[Data records]
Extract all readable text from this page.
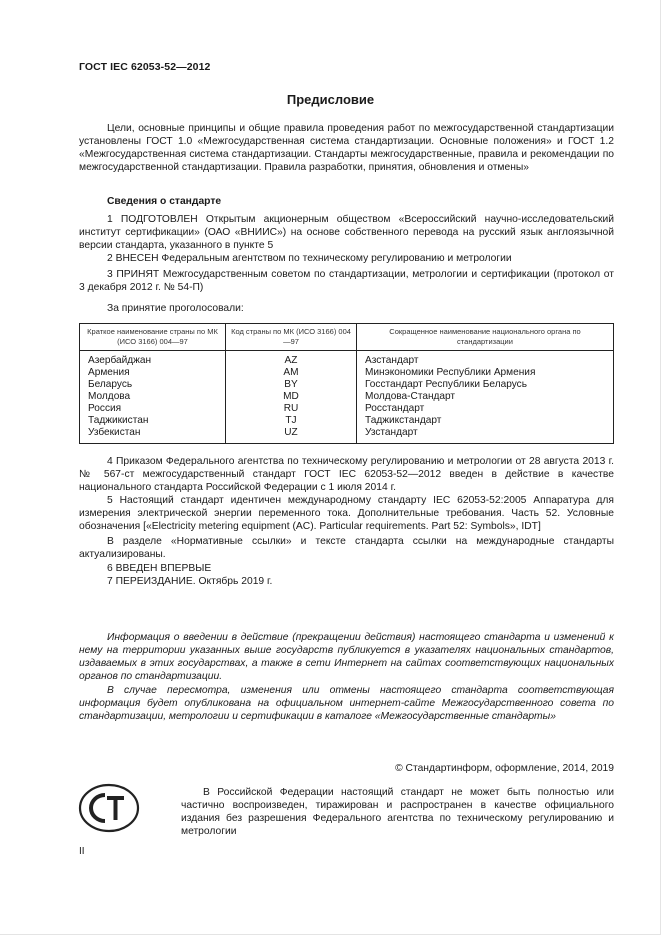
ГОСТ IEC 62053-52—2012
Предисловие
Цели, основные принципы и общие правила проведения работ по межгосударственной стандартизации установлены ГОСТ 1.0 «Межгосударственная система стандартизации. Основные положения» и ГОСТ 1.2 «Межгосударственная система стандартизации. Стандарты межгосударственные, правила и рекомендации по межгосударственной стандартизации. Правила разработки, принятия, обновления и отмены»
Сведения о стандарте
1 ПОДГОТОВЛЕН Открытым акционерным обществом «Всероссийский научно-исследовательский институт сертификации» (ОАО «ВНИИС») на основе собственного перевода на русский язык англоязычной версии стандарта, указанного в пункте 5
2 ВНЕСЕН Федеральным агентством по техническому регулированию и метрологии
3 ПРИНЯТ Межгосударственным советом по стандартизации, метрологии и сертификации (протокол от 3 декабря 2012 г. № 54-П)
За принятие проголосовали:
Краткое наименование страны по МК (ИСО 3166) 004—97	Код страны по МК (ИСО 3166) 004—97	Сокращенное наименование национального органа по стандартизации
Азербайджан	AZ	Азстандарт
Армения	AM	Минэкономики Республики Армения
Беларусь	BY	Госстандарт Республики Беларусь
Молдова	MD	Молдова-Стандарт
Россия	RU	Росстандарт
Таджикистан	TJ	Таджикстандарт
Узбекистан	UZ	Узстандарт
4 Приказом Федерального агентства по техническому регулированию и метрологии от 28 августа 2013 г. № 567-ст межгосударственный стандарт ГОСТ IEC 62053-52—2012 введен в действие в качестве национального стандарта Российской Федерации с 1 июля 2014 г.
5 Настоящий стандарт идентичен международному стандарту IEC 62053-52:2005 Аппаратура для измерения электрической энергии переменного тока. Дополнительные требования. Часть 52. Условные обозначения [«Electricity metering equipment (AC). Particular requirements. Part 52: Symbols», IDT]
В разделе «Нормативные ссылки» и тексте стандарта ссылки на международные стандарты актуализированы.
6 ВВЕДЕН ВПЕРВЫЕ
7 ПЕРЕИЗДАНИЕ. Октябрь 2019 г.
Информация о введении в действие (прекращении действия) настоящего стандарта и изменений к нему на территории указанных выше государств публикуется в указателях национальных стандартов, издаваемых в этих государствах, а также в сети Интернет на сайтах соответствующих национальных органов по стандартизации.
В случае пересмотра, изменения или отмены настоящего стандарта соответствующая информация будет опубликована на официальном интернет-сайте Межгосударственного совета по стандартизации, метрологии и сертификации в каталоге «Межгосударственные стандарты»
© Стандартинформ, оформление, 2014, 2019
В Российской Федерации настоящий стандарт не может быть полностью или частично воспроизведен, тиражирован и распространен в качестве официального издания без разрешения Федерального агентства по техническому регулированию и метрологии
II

TASK DIRECTIONS:
Copy out every line from the material above in which the word "Республики" appears.

REPLY:
Армения	AM	Минэкономики Республики Армения
Беларусь	BY	Госстандарт Республики Беларусь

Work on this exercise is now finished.